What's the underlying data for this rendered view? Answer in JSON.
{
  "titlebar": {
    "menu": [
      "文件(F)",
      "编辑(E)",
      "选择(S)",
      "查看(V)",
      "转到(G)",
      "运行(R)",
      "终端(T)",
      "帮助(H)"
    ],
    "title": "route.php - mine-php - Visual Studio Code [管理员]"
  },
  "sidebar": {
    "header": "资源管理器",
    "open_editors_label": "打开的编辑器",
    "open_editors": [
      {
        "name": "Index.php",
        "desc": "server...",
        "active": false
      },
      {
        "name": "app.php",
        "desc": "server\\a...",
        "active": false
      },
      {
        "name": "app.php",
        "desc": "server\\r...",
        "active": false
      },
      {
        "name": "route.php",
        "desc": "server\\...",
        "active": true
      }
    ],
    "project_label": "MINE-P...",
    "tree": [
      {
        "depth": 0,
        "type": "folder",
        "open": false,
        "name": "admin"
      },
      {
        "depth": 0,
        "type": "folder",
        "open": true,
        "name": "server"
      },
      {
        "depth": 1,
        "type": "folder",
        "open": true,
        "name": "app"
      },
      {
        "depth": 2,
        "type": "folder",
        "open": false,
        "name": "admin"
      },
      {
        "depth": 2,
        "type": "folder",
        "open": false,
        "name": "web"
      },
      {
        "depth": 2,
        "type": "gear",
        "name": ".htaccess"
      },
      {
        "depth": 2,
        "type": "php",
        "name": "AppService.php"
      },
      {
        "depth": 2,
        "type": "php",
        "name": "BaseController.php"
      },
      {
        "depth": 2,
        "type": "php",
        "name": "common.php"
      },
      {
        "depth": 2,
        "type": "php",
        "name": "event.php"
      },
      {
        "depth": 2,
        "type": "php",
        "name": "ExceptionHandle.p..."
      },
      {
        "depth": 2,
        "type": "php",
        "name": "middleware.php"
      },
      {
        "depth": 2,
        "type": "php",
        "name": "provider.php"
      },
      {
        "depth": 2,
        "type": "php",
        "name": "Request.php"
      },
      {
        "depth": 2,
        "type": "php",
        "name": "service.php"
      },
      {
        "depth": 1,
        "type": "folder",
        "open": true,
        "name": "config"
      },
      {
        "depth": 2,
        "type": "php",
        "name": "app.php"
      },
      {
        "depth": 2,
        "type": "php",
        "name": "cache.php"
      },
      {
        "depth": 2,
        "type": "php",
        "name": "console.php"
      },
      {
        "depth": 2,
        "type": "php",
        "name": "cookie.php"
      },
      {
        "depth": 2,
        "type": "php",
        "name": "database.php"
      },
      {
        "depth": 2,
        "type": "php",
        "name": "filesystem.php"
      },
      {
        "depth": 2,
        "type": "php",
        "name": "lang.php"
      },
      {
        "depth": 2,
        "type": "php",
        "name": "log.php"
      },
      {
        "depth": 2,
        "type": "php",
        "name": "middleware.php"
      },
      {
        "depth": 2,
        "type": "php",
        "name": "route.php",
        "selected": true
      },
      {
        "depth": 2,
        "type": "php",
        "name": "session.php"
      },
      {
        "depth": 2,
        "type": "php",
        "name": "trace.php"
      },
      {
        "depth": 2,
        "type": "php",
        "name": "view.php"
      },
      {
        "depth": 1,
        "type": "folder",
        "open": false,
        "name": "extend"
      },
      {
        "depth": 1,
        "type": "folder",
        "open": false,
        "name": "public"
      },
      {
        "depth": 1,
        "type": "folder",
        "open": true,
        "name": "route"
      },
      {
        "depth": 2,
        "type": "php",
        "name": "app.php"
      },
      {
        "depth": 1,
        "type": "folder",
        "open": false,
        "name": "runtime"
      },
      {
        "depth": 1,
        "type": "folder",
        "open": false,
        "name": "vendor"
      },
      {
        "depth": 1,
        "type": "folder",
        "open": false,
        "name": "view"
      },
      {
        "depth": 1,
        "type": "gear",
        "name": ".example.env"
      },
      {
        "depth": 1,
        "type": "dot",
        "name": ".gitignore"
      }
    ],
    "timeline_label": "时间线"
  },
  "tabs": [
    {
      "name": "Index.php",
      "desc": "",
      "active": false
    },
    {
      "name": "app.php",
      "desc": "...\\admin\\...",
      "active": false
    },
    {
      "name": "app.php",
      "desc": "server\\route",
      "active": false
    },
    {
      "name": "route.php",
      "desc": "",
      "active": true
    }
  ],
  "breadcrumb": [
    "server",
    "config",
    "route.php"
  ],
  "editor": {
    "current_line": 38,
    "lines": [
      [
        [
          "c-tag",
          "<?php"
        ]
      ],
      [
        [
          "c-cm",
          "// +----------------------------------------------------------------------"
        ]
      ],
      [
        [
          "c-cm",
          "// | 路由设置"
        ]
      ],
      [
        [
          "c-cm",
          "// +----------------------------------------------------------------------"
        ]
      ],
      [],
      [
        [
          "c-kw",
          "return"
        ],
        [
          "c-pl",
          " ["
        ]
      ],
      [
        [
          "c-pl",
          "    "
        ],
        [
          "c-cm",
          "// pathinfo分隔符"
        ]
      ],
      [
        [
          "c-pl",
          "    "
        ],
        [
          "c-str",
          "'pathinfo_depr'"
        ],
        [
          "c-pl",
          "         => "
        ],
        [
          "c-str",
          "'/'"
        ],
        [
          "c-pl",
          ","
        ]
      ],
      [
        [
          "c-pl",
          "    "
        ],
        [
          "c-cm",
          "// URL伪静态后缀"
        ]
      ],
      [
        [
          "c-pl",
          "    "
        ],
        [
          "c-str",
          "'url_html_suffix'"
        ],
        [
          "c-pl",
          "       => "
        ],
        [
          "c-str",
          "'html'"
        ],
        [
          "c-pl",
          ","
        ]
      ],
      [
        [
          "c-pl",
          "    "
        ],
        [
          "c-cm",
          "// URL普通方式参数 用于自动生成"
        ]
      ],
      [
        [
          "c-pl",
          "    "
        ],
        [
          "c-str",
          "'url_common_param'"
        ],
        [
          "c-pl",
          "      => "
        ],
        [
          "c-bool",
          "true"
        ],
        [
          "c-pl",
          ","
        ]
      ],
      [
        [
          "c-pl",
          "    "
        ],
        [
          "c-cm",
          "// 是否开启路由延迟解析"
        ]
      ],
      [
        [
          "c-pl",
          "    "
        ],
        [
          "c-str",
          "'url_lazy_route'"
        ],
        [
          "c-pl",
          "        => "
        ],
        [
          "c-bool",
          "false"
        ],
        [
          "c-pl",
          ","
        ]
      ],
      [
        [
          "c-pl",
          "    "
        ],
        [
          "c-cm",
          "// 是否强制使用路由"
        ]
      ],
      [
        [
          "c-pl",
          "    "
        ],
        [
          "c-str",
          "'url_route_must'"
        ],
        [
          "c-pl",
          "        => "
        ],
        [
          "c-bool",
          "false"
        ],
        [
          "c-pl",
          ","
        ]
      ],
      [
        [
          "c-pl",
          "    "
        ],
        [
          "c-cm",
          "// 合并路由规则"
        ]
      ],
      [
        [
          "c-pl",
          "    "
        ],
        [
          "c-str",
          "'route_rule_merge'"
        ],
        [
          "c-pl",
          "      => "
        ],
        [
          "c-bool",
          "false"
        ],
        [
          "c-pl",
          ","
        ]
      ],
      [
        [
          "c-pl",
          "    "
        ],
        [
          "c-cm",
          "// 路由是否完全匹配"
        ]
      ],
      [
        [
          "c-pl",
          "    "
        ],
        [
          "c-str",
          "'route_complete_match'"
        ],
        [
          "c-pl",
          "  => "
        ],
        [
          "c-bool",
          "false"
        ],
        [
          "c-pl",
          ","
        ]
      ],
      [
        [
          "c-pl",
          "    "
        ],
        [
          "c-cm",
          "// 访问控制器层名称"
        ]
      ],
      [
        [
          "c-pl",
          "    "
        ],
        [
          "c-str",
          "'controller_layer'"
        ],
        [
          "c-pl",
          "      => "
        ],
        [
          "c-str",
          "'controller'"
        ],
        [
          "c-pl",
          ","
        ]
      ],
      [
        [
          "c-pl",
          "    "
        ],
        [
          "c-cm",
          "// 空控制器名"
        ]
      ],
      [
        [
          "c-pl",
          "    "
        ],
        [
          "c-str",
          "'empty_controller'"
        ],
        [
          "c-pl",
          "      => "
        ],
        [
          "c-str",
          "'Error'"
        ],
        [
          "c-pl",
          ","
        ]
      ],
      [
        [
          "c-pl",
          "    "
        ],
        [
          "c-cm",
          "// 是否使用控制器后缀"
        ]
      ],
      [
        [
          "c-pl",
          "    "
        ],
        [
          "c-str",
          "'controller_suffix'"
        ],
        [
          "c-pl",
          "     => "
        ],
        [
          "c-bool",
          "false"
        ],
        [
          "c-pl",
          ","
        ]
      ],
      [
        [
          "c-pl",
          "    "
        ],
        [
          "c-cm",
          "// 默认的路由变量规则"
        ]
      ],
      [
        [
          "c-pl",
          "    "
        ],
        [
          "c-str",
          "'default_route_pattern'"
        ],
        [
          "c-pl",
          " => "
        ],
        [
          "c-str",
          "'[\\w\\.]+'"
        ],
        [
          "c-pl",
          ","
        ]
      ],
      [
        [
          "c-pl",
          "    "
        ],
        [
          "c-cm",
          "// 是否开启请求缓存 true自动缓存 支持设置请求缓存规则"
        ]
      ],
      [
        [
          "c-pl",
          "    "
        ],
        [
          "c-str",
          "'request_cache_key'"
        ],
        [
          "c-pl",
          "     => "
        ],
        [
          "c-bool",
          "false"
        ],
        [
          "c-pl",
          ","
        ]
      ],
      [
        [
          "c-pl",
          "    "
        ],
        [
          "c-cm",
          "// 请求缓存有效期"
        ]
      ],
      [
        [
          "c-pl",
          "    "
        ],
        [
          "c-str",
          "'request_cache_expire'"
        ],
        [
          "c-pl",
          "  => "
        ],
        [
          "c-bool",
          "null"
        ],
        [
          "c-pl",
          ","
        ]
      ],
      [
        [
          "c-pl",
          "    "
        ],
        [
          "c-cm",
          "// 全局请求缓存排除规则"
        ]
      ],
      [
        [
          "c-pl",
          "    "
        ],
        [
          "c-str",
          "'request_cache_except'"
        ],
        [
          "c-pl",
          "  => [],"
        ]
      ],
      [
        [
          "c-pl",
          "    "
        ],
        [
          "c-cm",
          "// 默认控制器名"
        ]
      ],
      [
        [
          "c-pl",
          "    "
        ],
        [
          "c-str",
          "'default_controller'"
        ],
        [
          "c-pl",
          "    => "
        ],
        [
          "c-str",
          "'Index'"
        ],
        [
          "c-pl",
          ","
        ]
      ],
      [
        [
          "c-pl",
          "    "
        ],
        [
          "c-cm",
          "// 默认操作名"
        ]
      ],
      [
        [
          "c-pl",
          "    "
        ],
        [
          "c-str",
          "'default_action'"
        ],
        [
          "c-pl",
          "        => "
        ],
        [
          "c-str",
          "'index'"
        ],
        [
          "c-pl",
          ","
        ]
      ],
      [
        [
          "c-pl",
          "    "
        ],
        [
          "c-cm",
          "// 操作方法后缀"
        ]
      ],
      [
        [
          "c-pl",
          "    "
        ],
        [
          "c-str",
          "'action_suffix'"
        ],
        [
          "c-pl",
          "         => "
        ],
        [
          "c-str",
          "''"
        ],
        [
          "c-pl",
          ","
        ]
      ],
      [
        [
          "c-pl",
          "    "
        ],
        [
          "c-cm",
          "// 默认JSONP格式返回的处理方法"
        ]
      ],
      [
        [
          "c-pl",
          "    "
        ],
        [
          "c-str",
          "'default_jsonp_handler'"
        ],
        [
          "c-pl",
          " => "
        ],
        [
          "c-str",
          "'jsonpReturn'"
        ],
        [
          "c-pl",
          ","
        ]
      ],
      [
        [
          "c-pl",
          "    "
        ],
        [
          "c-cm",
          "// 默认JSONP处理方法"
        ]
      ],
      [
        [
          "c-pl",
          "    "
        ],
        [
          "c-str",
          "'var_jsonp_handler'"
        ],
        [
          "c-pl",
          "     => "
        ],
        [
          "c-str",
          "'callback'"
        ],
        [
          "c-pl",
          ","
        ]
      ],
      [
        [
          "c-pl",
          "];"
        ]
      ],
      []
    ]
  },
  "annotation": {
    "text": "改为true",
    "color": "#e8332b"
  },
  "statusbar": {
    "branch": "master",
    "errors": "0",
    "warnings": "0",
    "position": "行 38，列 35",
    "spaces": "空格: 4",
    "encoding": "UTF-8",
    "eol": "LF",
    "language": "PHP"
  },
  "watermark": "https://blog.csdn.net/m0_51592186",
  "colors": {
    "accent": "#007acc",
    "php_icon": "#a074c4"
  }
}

● **Work required**
Pull out all lines from the entries above in which the word "server" appears.

● **Solution to this task**
        "desc": "server...",
        "desc": "server\\a...",
        "desc": "server\\r...",
        "desc": "server\\...",
        "name": "server"
      "desc": "server\\route",
    "server",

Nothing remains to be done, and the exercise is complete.